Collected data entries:
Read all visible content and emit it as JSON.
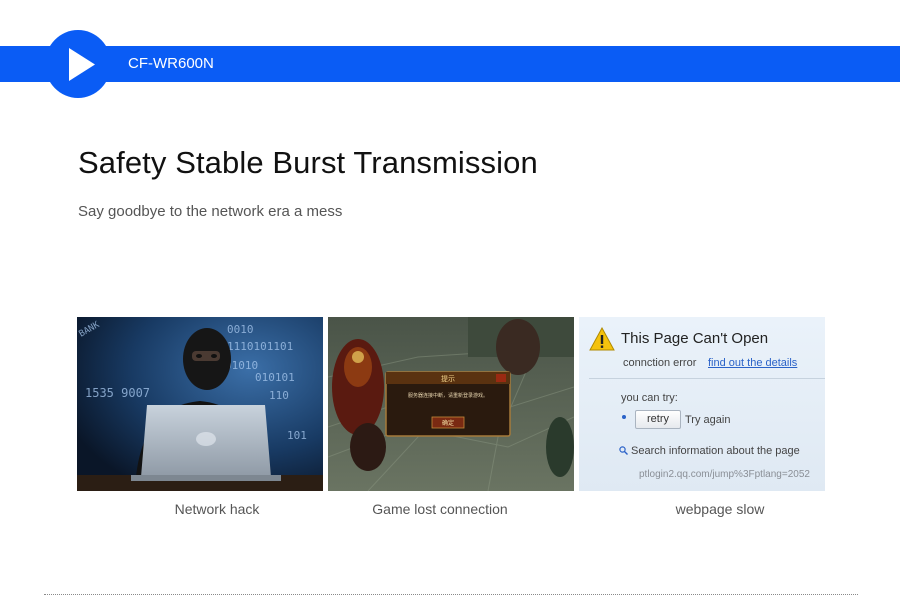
{
  "header": {
    "model": "CF-WR600N",
    "brand_color": "#0a5cf5"
  },
  "hero": {
    "headline": "Safety Stable Burst Transmission",
    "subline": "Say goodbye to the network era a mess"
  },
  "cards": [
    {
      "caption": "Network hack",
      "image": "hacker-with-laptop"
    },
    {
      "caption": "Game lost connection",
      "image": "game-disconnect-dialog"
    },
    {
      "caption": "webpage slow",
      "image": "browser-error-page"
    }
  ],
  "hacker_screen": {
    "numbers": [
      "0010",
      "1110101101",
      "01010",
      "010101",
      "1535 9007",
      "110",
      "101",
      "BANK"
    ]
  },
  "error_page": {
    "title": "This Page Can't Open",
    "subtitle": "connction error",
    "link": "find out the details",
    "try_label": "you can try:",
    "retry_button": "retry",
    "try_again": "Try again",
    "search_text": "Search information about the page",
    "url": "ptlogin2.qq.com/jump%3Fptlang=2052"
  },
  "game_dialog": {
    "title": "提示",
    "message": "服务器连接中断，请重新登录游戏。",
    "button": "确定"
  }
}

◆ What to produce
Find every line in the records that has the string "caption", then state how many there are and nothing else.

◆ Expected answer
3